-- What you will do --
Please print the listing below word for word, from start to finish, and leave the pictures out.

-- Input material --
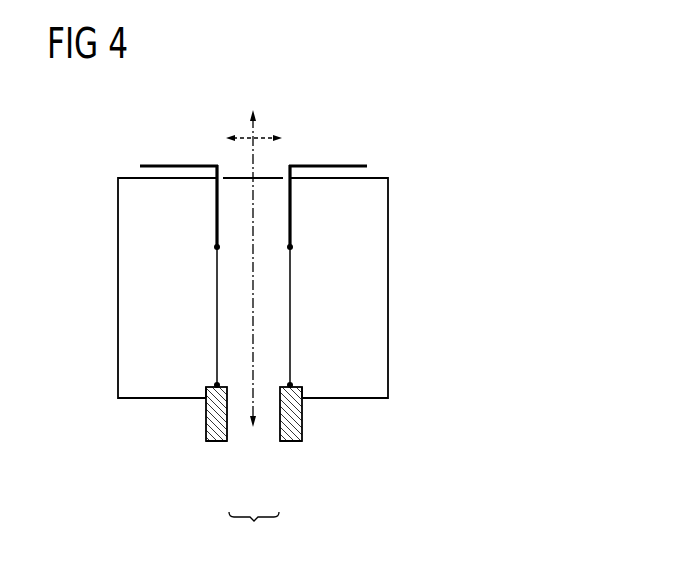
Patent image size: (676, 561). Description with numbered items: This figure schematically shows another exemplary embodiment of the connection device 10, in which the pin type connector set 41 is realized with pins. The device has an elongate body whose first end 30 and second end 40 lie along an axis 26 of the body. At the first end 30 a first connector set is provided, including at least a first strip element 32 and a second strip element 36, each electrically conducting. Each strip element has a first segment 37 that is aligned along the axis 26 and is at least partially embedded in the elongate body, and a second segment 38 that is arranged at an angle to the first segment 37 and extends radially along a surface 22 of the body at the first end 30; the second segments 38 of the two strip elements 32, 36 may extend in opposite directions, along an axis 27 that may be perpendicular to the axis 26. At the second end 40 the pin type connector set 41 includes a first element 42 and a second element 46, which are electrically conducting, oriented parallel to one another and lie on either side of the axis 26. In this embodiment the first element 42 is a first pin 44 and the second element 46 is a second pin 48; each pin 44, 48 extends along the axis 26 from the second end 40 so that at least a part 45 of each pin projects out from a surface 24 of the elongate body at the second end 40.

The connection device 10 is at (486, 266).
The surface of the elongate body at the first end 22 is at (133, 178).
The surface of the elongate body at the second end 24 is at (138, 399).
The axis 26 is at (253, 106).
The axis 27 is at (250, 138).
The first end 30 is at (413, 150).
The first strip element 32 is at (189, 156).
The second strip element 36 is at (344, 154).
The first segment 37 is at (217, 205).
The second segment 38 is at (148, 165).
The second end 40 is at (365, 409).
The pin type connector set 41 is at (254, 532).
The first element 42 is at (222, 453).
The first pin 44 is at (206, 388).
The part of the pin 45 is at (207, 437).
The second element 46 is at (288, 453).
The second pin 48 is at (302, 388).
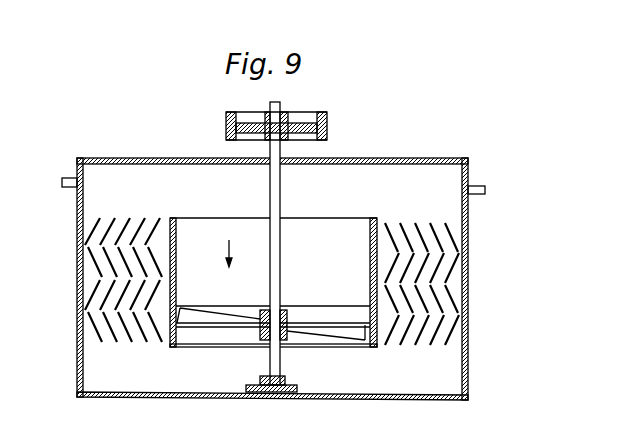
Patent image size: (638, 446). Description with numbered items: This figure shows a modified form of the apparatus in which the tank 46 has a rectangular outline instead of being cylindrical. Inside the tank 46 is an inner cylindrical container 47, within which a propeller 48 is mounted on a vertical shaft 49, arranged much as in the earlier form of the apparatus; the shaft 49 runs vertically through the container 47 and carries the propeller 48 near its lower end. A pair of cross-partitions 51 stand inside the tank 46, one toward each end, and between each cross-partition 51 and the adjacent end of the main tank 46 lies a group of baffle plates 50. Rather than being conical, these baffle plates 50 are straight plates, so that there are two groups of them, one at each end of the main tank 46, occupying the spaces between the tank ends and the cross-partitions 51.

The tank 46 is at (467, 356).
The inner cylindrical container 47 is at (368, 244).
The propeller 48 is at (350, 338).
The vertical shaft 49 is at (281, 210).
The baffle plates 50 is at (453, 299).
The cross-partitions 51 is at (172, 218).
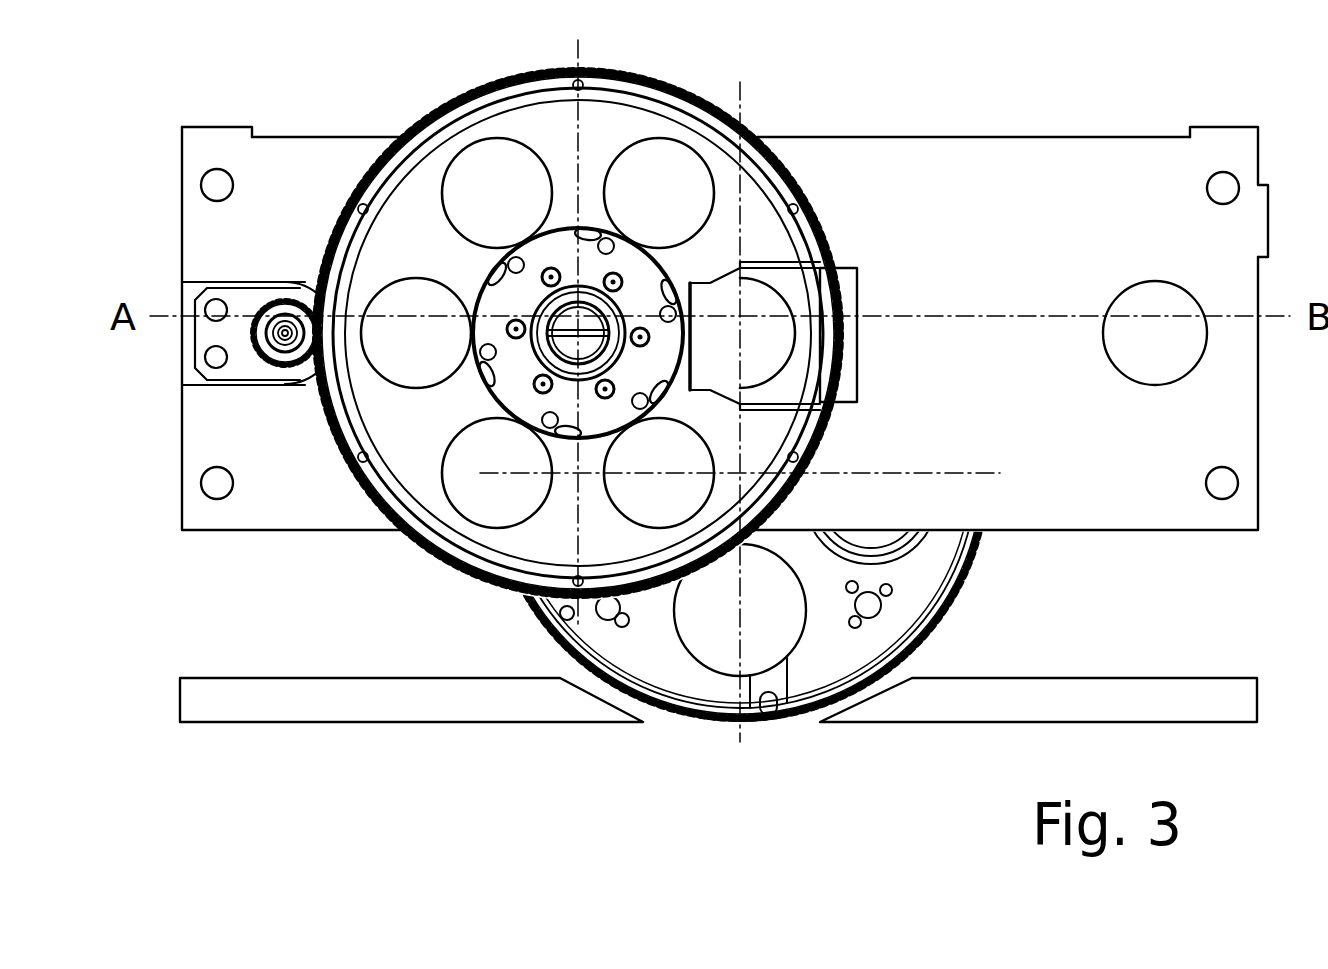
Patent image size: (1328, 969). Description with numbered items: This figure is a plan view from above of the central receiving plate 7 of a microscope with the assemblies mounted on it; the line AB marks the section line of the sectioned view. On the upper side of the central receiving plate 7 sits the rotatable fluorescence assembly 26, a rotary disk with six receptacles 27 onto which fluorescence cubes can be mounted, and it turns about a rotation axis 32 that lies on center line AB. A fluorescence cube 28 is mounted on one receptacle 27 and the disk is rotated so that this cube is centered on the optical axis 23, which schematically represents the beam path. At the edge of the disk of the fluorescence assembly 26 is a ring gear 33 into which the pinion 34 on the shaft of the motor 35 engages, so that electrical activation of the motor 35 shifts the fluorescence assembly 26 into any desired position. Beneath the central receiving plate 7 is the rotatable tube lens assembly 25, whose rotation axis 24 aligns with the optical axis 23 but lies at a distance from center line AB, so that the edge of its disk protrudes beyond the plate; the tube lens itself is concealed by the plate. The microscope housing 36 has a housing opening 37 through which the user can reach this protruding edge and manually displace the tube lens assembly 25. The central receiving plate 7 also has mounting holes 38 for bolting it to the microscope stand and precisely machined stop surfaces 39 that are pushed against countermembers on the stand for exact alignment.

The central receiving plate 7 is at (975, 168).
The optical axis 23 is at (742, 335).
The rotation axis 24 is at (750, 473).
The rotatable tube lens assembly 25 is at (922, 582).
The rotatable fluorescence assembly 26 is at (607, 125).
The receptacle 27 is at (612, 240).
The fluorescence cube 28 is at (838, 305).
The rotation axis 32 is at (577, 328).
The ring gear 33 is at (480, 85).
The pinion 34 is at (288, 290).
The motor 35 is at (276, 382).
The microscope housing 36 is at (1095, 698).
The housing opening 37 is at (722, 738).
The mounting holes 38 is at (217, 185).
The stop surfaces 39 is at (217, 127).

-- Reply --
Patent image size: (676, 561). Description with numbered items: This figure schematically shows another exemplary embodiment of the connection device 10, in which the pin type connector set 41 is realized with pins. The device has an elongate body whose first end 30 and second end 40 lie along an axis 26 of the body. At the first end 30 a first connector set is provided, including at least a first strip element 32 and a second strip element 36, each electrically conducting. Each strip element has a first segment 37 that is aligned along the axis 26 and is at least partially embedded in the elongate body, and a second segment 38 that is arranged at an angle to the first segment 37 and extends radially along a surface 22 of the body at the first end 30; the second segments 38 of the two strip elements 32, 36 may extend in opposite directions, along an axis 27 that may be perpendicular to the axis 26. At the second end 40 the pin type connector set 41 includes a first element 42 and a second element 46, which are electrically conducting, oriented parallel to one another and lie on either side of the axis 26. In this embodiment the first element 42 is a first pin 44 and the second element 46 is a second pin 48; each pin 44, 48 extends along the axis 26 from the second end 40 so that at least a part 45 of each pin projects out from a surface 24 of the elongate body at the second end 40.

The connection device 10 is at (486, 266).
The surface of the elongate body at the first end 22 is at (133, 178).
The surface of the elongate body at the second end 24 is at (138, 399).
The axis 26 is at (253, 106).
The axis 27 is at (250, 138).
The first end 30 is at (413, 150).
The first strip element 32 is at (189, 156).
The second strip element 36 is at (344, 154).
The first segment 37 is at (217, 205).
The second segment 38 is at (148, 165).
The second end 40 is at (365, 409).
The pin type connector set 41 is at (254, 532).
The first element 42 is at (222, 453).
The first pin 44 is at (206, 388).
The part of the pin 45 is at (207, 437).
The second element 46 is at (288, 453).
The second pin 48 is at (302, 388).
Patent image size: (638, 446). Description with numbered items: This figure shows a modified form of the apparatus in which the tank 46 has a rectangular outline instead of being cylindrical. Inside the tank 46 is an inner cylindrical container 47, within which a propeller 48 is mounted on a vertical shaft 49, arranged much as in the earlier form of the apparatus; the shaft 49 runs vertically through the container 47 and carries the propeller 48 near its lower end. A pair of cross-partitions 51 stand inside the tank 46, one toward each end, and between each cross-partition 51 and the adjacent end of the main tank 46 lies a group of baffle plates 50. Rather than being conical, these baffle plates 50 are straight plates, so that there are two groups of them, one at each end of the main tank 46, occupying the spaces between the tank ends and the cross-partitions 51.

The tank 46 is at (467, 356).
The inner cylindrical container 47 is at (368, 244).
The propeller 48 is at (350, 338).
The vertical shaft 49 is at (281, 210).
The baffle plates 50 is at (453, 299).
The cross-partitions 51 is at (172, 218).
Patent image size: (1328, 969). Description with numbered items: This figure is a plan view from above of the central receiving plate 7 of a microscope with the assemblies mounted on it; the line AB marks the section line of the sectioned view. On the upper side of the central receiving plate 7 sits the rotatable fluorescence assembly 26, a rotary disk with six receptacles 27 onto which fluorescence cubes can be mounted, and it turns about a rotation axis 32 that lies on center line AB. A fluorescence cube 28 is mounted on one receptacle 27 and the disk is rotated so that this cube is centered on the optical axis 23, which schematically represents the beam path. At the edge of the disk of the fluorescence assembly 26 is a ring gear 33 into which the pinion 34 on the shaft of the motor 35 engages, so that electrical activation of the motor 35 shifts the fluorescence assembly 26 into any desired position. Beneath the central receiving plate 7 is the rotatable tube lens assembly 25, whose rotation axis 24 aligns with the optical axis 23 but lies at a distance from center line AB, so that the edge of its disk protrudes beyond the plate; the tube lens itself is concealed by the plate. The microscope housing 36 has a housing opening 37 through which the user can reach this protruding edge and manually displace the tube lens assembly 25. The central receiving plate 7 also has mounting holes 38 for bolting it to the microscope stand and precisely machined stop surfaces 39 that are pushed against countermembers on the stand for exact alignment.

The central receiving plate 7 is at (975, 168).
The optical axis 23 is at (742, 335).
The rotation axis 24 is at (750, 473).
The rotatable tube lens assembly 25 is at (922, 582).
The rotatable fluorescence assembly 26 is at (607, 125).
The receptacle 27 is at (612, 240).
The fluorescence cube 28 is at (838, 305).
The rotation axis 32 is at (577, 328).
The ring gear 33 is at (480, 85).
The pinion 34 is at (288, 290).
The motor 35 is at (276, 382).
The microscope housing 36 is at (1095, 698).
The housing opening 37 is at (722, 738).
The mounting holes 38 is at (217, 185).
The stop surfaces 39 is at (217, 127).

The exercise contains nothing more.